For each line below that includes the word "ISM制造业PMI", make a copy.
# PROVIDED DATA start
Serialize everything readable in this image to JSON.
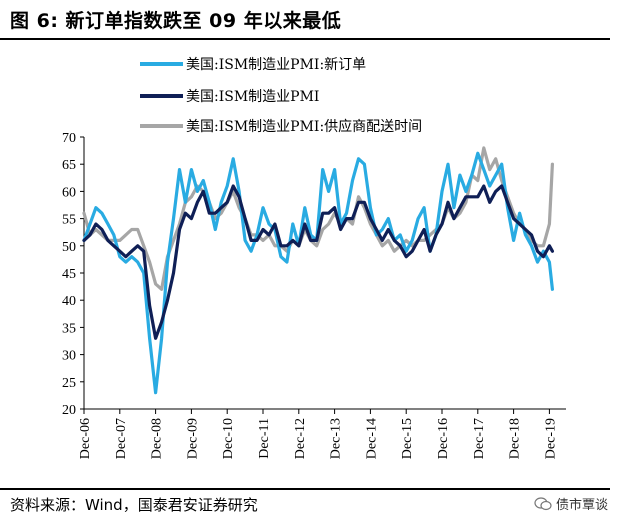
{
  "figure": {
    "title": "图 6:  新订单指数跌至 09 年以来最低",
    "source": "资料来源：Wind，国泰君安证券研究",
    "watermark": "债市覃谈"
  },
  "chart_data": {
    "type": "line",
    "ylim": [
      20,
      70
    ],
    "yticks": [
      20,
      25,
      30,
      35,
      40,
      45,
      50,
      55,
      60,
      65,
      70
    ],
    "x_tick_labels": [
      "Dec-06",
      "Dec-07",
      "Dec-08",
      "Dec-09",
      "Dec-10",
      "Dec-11",
      "Dec-12",
      "Dec-13",
      "Dec-14",
      "Dec-15",
      "Dec-16",
      "Dec-17",
      "Dec-18",
      "Dec-19"
    ],
    "x_start": "2006-12",
    "grid": false,
    "legend_position": "top",
    "series": [
      {
        "name": "美国:ISM制造业PMI:新订单",
        "color": "#29abe2",
        "width": 3.2,
        "points": [
          [
            "2006-12",
            51
          ],
          [
            "2007-02",
            54
          ],
          [
            "2007-04",
            57
          ],
          [
            "2007-06",
            56
          ],
          [
            "2007-08",
            54
          ],
          [
            "2007-10",
            52
          ],
          [
            "2007-12",
            48
          ],
          [
            "2008-02",
            47
          ],
          [
            "2008-04",
            48
          ],
          [
            "2008-06",
            47
          ],
          [
            "2008-08",
            45
          ],
          [
            "2008-10",
            33
          ],
          [
            "2008-12",
            23
          ],
          [
            "2009-02",
            33
          ],
          [
            "2009-04",
            47
          ],
          [
            "2009-06",
            55
          ],
          [
            "2009-08",
            64
          ],
          [
            "2009-10",
            58
          ],
          [
            "2009-12",
            64
          ],
          [
            "2010-02",
            60
          ],
          [
            "2010-04",
            62
          ],
          [
            "2010-06",
            58
          ],
          [
            "2010-08",
            53
          ],
          [
            "2010-10",
            58
          ],
          [
            "2010-12",
            61
          ],
          [
            "2011-02",
            66
          ],
          [
            "2011-04",
            60
          ],
          [
            "2011-06",
            51
          ],
          [
            "2011-08",
            49
          ],
          [
            "2011-10",
            52
          ],
          [
            "2011-12",
            57
          ],
          [
            "2012-02",
            54
          ],
          [
            "2012-04",
            53
          ],
          [
            "2012-06",
            48
          ],
          [
            "2012-08",
            47
          ],
          [
            "2012-10",
            54
          ],
          [
            "2012-12",
            50
          ],
          [
            "2013-02",
            57
          ],
          [
            "2013-04",
            52
          ],
          [
            "2013-06",
            51
          ],
          [
            "2013-08",
            64
          ],
          [
            "2013-10",
            60
          ],
          [
            "2013-12",
            64
          ],
          [
            "2014-02",
            54
          ],
          [
            "2014-04",
            56
          ],
          [
            "2014-06",
            62
          ],
          [
            "2014-08",
            66
          ],
          [
            "2014-10",
            65
          ],
          [
            "2014-12",
            57
          ],
          [
            "2015-02",
            52
          ],
          [
            "2015-04",
            53
          ],
          [
            "2015-06",
            55
          ],
          [
            "2015-08",
            51
          ],
          [
            "2015-10",
            52
          ],
          [
            "2015-12",
            49
          ],
          [
            "2016-02",
            51
          ],
          [
            "2016-04",
            55
          ],
          [
            "2016-06",
            57
          ],
          [
            "2016-08",
            49
          ],
          [
            "2016-10",
            52
          ],
          [
            "2016-12",
            60
          ],
          [
            "2017-02",
            65
          ],
          [
            "2017-04",
            57
          ],
          [
            "2017-06",
            63
          ],
          [
            "2017-08",
            60
          ],
          [
            "2017-10",
            63
          ],
          [
            "2017-12",
            67
          ],
          [
            "2018-02",
            64
          ],
          [
            "2018-04",
            61
          ],
          [
            "2018-06",
            63
          ],
          [
            "2018-08",
            65
          ],
          [
            "2018-10",
            57
          ],
          [
            "2018-12",
            51
          ],
          [
            "2019-02",
            56
          ],
          [
            "2019-04",
            52
          ],
          [
            "2019-06",
            50
          ],
          [
            "2019-08",
            47
          ],
          [
            "2019-10",
            49
          ],
          [
            "2019-12",
            47
          ],
          [
            "2020-01",
            42
          ]
        ]
      },
      {
        "name": "美国:ISM制造业PMI",
        "color": "#0f1f56",
        "width": 3.2,
        "points": [
          [
            "2006-12",
            51
          ],
          [
            "2007-02",
            52
          ],
          [
            "2007-04",
            54
          ],
          [
            "2007-06",
            53
          ],
          [
            "2007-08",
            51
          ],
          [
            "2007-10",
            50
          ],
          [
            "2007-12",
            49
          ],
          [
            "2008-02",
            48
          ],
          [
            "2008-04",
            49
          ],
          [
            "2008-06",
            50
          ],
          [
            "2008-08",
            49
          ],
          [
            "2008-10",
            39
          ],
          [
            "2008-12",
            33
          ],
          [
            "2009-02",
            36
          ],
          [
            "2009-04",
            40
          ],
          [
            "2009-06",
            45
          ],
          [
            "2009-08",
            53
          ],
          [
            "2009-10",
            56
          ],
          [
            "2009-12",
            55
          ],
          [
            "2010-02",
            58
          ],
          [
            "2010-04",
            60
          ],
          [
            "2010-06",
            56
          ],
          [
            "2010-08",
            56
          ],
          [
            "2010-10",
            57
          ],
          [
            "2010-12",
            58
          ],
          [
            "2011-02",
            61
          ],
          [
            "2011-04",
            59
          ],
          [
            "2011-06",
            55
          ],
          [
            "2011-08",
            51
          ],
          [
            "2011-10",
            51
          ],
          [
            "2011-12",
            53
          ],
          [
            "2012-02",
            52
          ],
          [
            "2012-04",
            54
          ],
          [
            "2012-06",
            50
          ],
          [
            "2012-08",
            50
          ],
          [
            "2012-10",
            51
          ],
          [
            "2012-12",
            50
          ],
          [
            "2013-02",
            54
          ],
          [
            "2013-04",
            51
          ],
          [
            "2013-06",
            51
          ],
          [
            "2013-08",
            56
          ],
          [
            "2013-10",
            56
          ],
          [
            "2013-12",
            57
          ],
          [
            "2014-02",
            53
          ],
          [
            "2014-04",
            55
          ],
          [
            "2014-06",
            55
          ],
          [
            "2014-08",
            58
          ],
          [
            "2014-10",
            58
          ],
          [
            "2014-12",
            55
          ],
          [
            "2015-02",
            53
          ],
          [
            "2015-04",
            51
          ],
          [
            "2015-06",
            53
          ],
          [
            "2015-08",
            51
          ],
          [
            "2015-10",
            50
          ],
          [
            "2015-12",
            48
          ],
          [
            "2016-02",
            49
          ],
          [
            "2016-04",
            51
          ],
          [
            "2016-06",
            53
          ],
          [
            "2016-08",
            49
          ],
          [
            "2016-10",
            52
          ],
          [
            "2016-12",
            54
          ],
          [
            "2017-02",
            58
          ],
          [
            "2017-04",
            55
          ],
          [
            "2017-06",
            57
          ],
          [
            "2017-08",
            59
          ],
          [
            "2017-10",
            59
          ],
          [
            "2017-12",
            59
          ],
          [
            "2018-02",
            61
          ],
          [
            "2018-04",
            58
          ],
          [
            "2018-06",
            60
          ],
          [
            "2018-08",
            61
          ],
          [
            "2018-10",
            58
          ],
          [
            "2018-12",
            55
          ],
          [
            "2019-02",
            54
          ],
          [
            "2019-04",
            53
          ],
          [
            "2019-06",
            52
          ],
          [
            "2019-08",
            49
          ],
          [
            "2019-10",
            48
          ],
          [
            "2019-12",
            50
          ],
          [
            "2020-01",
            49
          ]
        ]
      },
      {
        "name": "美国:ISM制造业PMI:供应商配送时间",
        "color": "#a6a6a6",
        "width": 3.2,
        "points": [
          [
            "2006-12",
            56
          ],
          [
            "2007-02",
            52
          ],
          [
            "2007-04",
            53
          ],
          [
            "2007-06",
            52
          ],
          [
            "2007-08",
            51
          ],
          [
            "2007-10",
            51
          ],
          [
            "2007-12",
            51
          ],
          [
            "2008-02",
            52
          ],
          [
            "2008-04",
            53
          ],
          [
            "2008-06",
            53
          ],
          [
            "2008-08",
            50
          ],
          [
            "2008-10",
            47
          ],
          [
            "2008-12",
            43
          ],
          [
            "2009-02",
            42
          ],
          [
            "2009-04",
            48
          ],
          [
            "2009-06",
            51
          ],
          [
            "2009-08",
            54
          ],
          [
            "2009-10",
            58
          ],
          [
            "2009-12",
            59
          ],
          [
            "2010-02",
            61
          ],
          [
            "2010-04",
            60
          ],
          [
            "2010-06",
            58
          ],
          [
            "2010-08",
            55
          ],
          [
            "2010-10",
            56
          ],
          [
            "2010-12",
            58
          ],
          [
            "2011-02",
            60
          ],
          [
            "2011-04",
            57
          ],
          [
            "2011-06",
            55
          ],
          [
            "2011-08",
            52
          ],
          [
            "2011-10",
            52
          ],
          [
            "2011-12",
            51
          ],
          [
            "2012-02",
            52
          ],
          [
            "2012-04",
            50
          ],
          [
            "2012-06",
            50
          ],
          [
            "2012-08",
            49
          ],
          [
            "2012-10",
            51
          ],
          [
            "2012-12",
            50
          ],
          [
            "2013-02",
            53
          ],
          [
            "2013-04",
            51
          ],
          [
            "2013-06",
            50
          ],
          [
            "2013-08",
            53
          ],
          [
            "2013-10",
            54
          ],
          [
            "2013-12",
            56
          ],
          [
            "2014-02",
            54
          ],
          [
            "2014-04",
            55
          ],
          [
            "2014-06",
            54
          ],
          [
            "2014-08",
            59
          ],
          [
            "2014-10",
            57
          ],
          [
            "2014-12",
            54
          ],
          [
            "2015-02",
            52
          ],
          [
            "2015-04",
            50
          ],
          [
            "2015-06",
            51
          ],
          [
            "2015-08",
            49
          ],
          [
            "2015-10",
            50
          ],
          [
            "2015-12",
            51
          ],
          [
            "2016-02",
            50
          ],
          [
            "2016-04",
            51
          ],
          [
            "2016-06",
            51
          ],
          [
            "2016-08",
            52
          ],
          [
            "2016-10",
            53
          ],
          [
            "2016-12",
            54
          ],
          [
            "2017-02",
            57
          ],
          [
            "2017-04",
            55
          ],
          [
            "2017-06",
            56
          ],
          [
            "2017-08",
            58
          ],
          [
            "2017-10",
            63
          ],
          [
            "2017-12",
            62
          ],
          [
            "2018-02",
            68
          ],
          [
            "2018-04",
            64
          ],
          [
            "2018-06",
            66
          ],
          [
            "2018-08",
            62
          ],
          [
            "2018-10",
            59
          ],
          [
            "2018-12",
            56
          ],
          [
            "2019-02",
            54
          ],
          [
            "2019-04",
            53
          ],
          [
            "2019-06",
            51
          ],
          [
            "2019-08",
            50
          ],
          [
            "2019-10",
            50
          ],
          [
            "2019-12",
            54
          ],
          [
            "2020-01",
            65
          ]
        ]
      }
    ]
  }
}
# PROVIDED DATA end
> SOLVED EXERCISE:
        "name": "美国:ISM制造业PMI:新订单",
        "name": "美国:ISM制造业PMI",
        "name": "美国:ISM制造业PMI:供应商配送时间",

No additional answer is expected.